■ **DOKUMENT**:
────────────────────

Rede von Heike Hänsel,

Heike Hänsel, entwicklungspolitische Sprecherin der Fraktion DIE LINKE., begründet im Bundestag die Anträge ihrer Fraktion "Nach dem Wiener Gipfel - die Beziehungen zwischen EU und Lateinamerika solidarisch gestalten" und "Für einen Europäischen Zivilen Friedensdienst" (Rede zu Protokoll):

Sehr geehrte Kolleginnen und Kollegen,

die Zeit der neoliberalen Hegemonie in Lateinamerika ist vorbei. Neoliberale Wirtschafts- und Handelspolitik hat die lateinamerikanischen Gesellschaften zerrüttet, die sozialen Ungleichheiten zugespitzt und Millionen Menschen in Armut gestürzt. Der soziale Aufbruch in Lateinamerika, der als Abwehrkampf gegen die Auswirkungen dieser katastrophalen alten Politik begonnen hatte, hat neue Kräftekonstellationen hervorgebracht und politische Alternativen möglich gemacht.

Mit der Vertiefung demokratischer Prozesse - beginnend in den Kommunen, wie am Beispiel der brasilianischen BürgerInnen-Haushalte, bis hin zur Etablierung plebiszitärer Mitbestimmung auf nationaler Ebene wie in Venezuela und Bolivien - und einer neuen Wirtschafts- und Sozialpolitik zielen die linken Regierungen in Lateinamerika jetzt auf die Integration aller Mitglieder der Gesellschaften. Von diesen Prozessen sollten wir hier in Deutschland lernen.

────────────────────

■ **ANGEZEIGTE DATEN**:

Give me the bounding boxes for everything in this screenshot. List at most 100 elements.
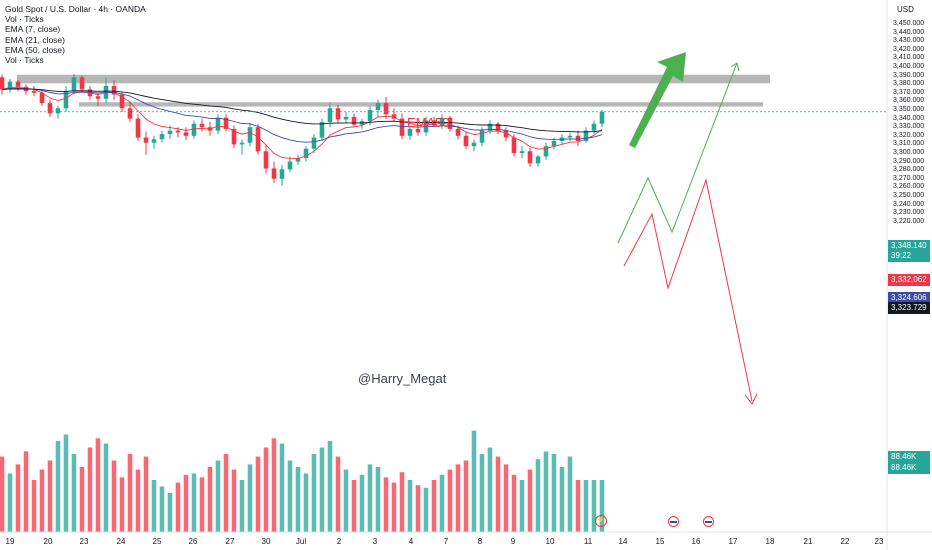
- candle-body: [239, 142, 245, 145]
- volume-bar: [215, 460, 221, 532]
- indicator-ema7[interactable]: EMA (7, close): [5, 24, 61, 35]
- author-watermark: @Harry_Megat: [358, 371, 447, 386]
- ema21-badge: 3,324.606: [888, 292, 930, 304]
- volume-bar: [263, 447, 269, 532]
- candle-body: [487, 123, 493, 131]
- candle-body: [71, 77, 77, 92]
- price-tick: 3,270.000: [893, 174, 925, 182]
- candle-body: [183, 132, 189, 136]
- indicator-vol[interactable]: Vol · Ticks: [5, 14, 44, 25]
- volume-bar: [39, 469, 45, 532]
- candle-body: [399, 118, 405, 136]
- indicator-vol-2[interactable]: Vol · Ticks: [5, 55, 44, 66]
- volume-bar: [567, 456, 573, 532]
- volume-bar: [55, 441, 61, 532]
- volume-bar: [375, 467, 381, 532]
- volume-bar: [591, 480, 597, 532]
- chart-legend: Gold Spot / U.S. Dollar · 4h · OANDA Vol…: [5, 4, 146, 65]
- price-tick: 3,420.000: [893, 45, 925, 53]
- indicator-ema50[interactable]: EMA (50, close): [5, 44, 65, 55]
- candle-body: [439, 117, 445, 126]
- time-tick: 21: [803, 537, 813, 546]
- time-tick: 4: [408, 537, 414, 546]
- price-tick: 3,390.000: [893, 71, 925, 79]
- time-tick: 3: [372, 537, 378, 546]
- bullish-arrowhead: [730, 62, 740, 72]
- candle-body: [287, 161, 293, 170]
- price-tick: 3,240.000: [893, 200, 925, 208]
- volume-bar: [319, 447, 325, 532]
- candle-body: [199, 123, 205, 128]
- candle-body: [551, 140, 557, 147]
- time-tick: Jul: [295, 537, 307, 546]
- volume-bar: [455, 464, 461, 532]
- volume-bar: [47, 460, 53, 532]
- volume-bar: [447, 469, 453, 532]
- volume-bar: [231, 469, 237, 532]
- time-tick: 24: [116, 537, 126, 546]
- volume-bar: [535, 459, 541, 532]
- candle-body: [447, 117, 453, 129]
- currency-label[interactable]: USD: [897, 5, 914, 14]
- volume-bar: [519, 480, 525, 532]
- volume-bar: [175, 482, 181, 532]
- volume-badge: 88.46K: [888, 451, 930, 463]
- candle-body: [527, 151, 533, 164]
- volume-bar: [79, 467, 85, 532]
- candle-body: [271, 168, 277, 179]
- volume-bar: [471, 430, 477, 532]
- us-flag-event-icon[interactable]: [703, 516, 714, 527]
- candle-body: [215, 117, 221, 131]
- candle-body: [95, 96, 101, 99]
- candle-body: [79, 77, 85, 90]
- candle-body: [143, 137, 149, 143]
- price-tick: 3,450.000: [893, 20, 925, 27]
- time-tick: 27: [225, 537, 235, 546]
- volume-bar: [383, 477, 389, 532]
- candle-body: [543, 146, 549, 157]
- price-tick: 3,400.000: [893, 63, 925, 70]
- time-tick: 11: [583, 537, 593, 546]
- indicator-ema21[interactable]: EMA (21, close): [5, 34, 65, 45]
- volume-bar: [559, 467, 565, 532]
- candle-body: [311, 137, 317, 149]
- time-tick: 2: [336, 537, 342, 546]
- candle-body: [335, 108, 341, 120]
- volume-bar: [135, 469, 141, 532]
- volume-bar: [599, 480, 605, 532]
- candle-body: [519, 151, 525, 153]
- volume-bar: [127, 454, 133, 532]
- volume-bar: [527, 469, 533, 532]
- candle-body: [495, 123, 501, 131]
- volume-bar: [95, 438, 101, 532]
- candle-body: [0, 77, 5, 90]
- price-tick: 3,430.000: [893, 37, 925, 45]
- price-tick: 3,340.000: [893, 114, 925, 122]
- volume-bar: [431, 480, 437, 532]
- volume-bar: [183, 474, 189, 532]
- price-tick: 3,370.000: [893, 88, 925, 96]
- volume-bar: [167, 493, 173, 532]
- volume-bar: [255, 456, 261, 532]
- candle-body: [279, 169, 285, 179]
- volume-bar: [143, 456, 149, 532]
- bar-countdown: 39:22: [891, 251, 912, 260]
- symbol-title[interactable]: Gold Spot / U.S. Dollar · 4h · OANDA: [5, 4, 146, 14]
- time-tick: 22: [840, 537, 850, 546]
- price-tick: 3,220.000: [893, 217, 925, 225]
- price-tick: 3,230.000: [893, 209, 925, 217]
- candle-body: [167, 130, 173, 135]
- ema-lines: [1, 86, 603, 159]
- bearish-projection-path: [623, 178, 753, 402]
- volume-bar: [543, 451, 549, 532]
- lightning-icon[interactable]: ⚡: [595, 515, 607, 527]
- volume-bar: [495, 456, 501, 532]
- candle-body: [599, 111, 605, 124]
- last-price-value: 3,348.140: [891, 241, 927, 250]
- price-tick: 3,440.000: [893, 28, 925, 36]
- ema50-annotation: EMA50: [407, 115, 450, 130]
- volume-bar: [503, 464, 509, 532]
- volume-bars: [0, 430, 605, 532]
- us-flag-event-icon[interactable]: [668, 516, 679, 527]
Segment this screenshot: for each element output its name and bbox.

────────────────────

Liste alle Folgen auf, die die Rede der neoliberalen Wirtschafts- und Handelspolitik in Lateinamerika zuschreibt.

■ **LÖSUNG DER AUFGABE**:
- Sie hat die lateinamerikanischen Gesellschaften zerrüttet.
- Sie hat die sozialen Ungleichheiten zugespitzt.
- Sie hat Millionen Menschen in Armut gestürzt.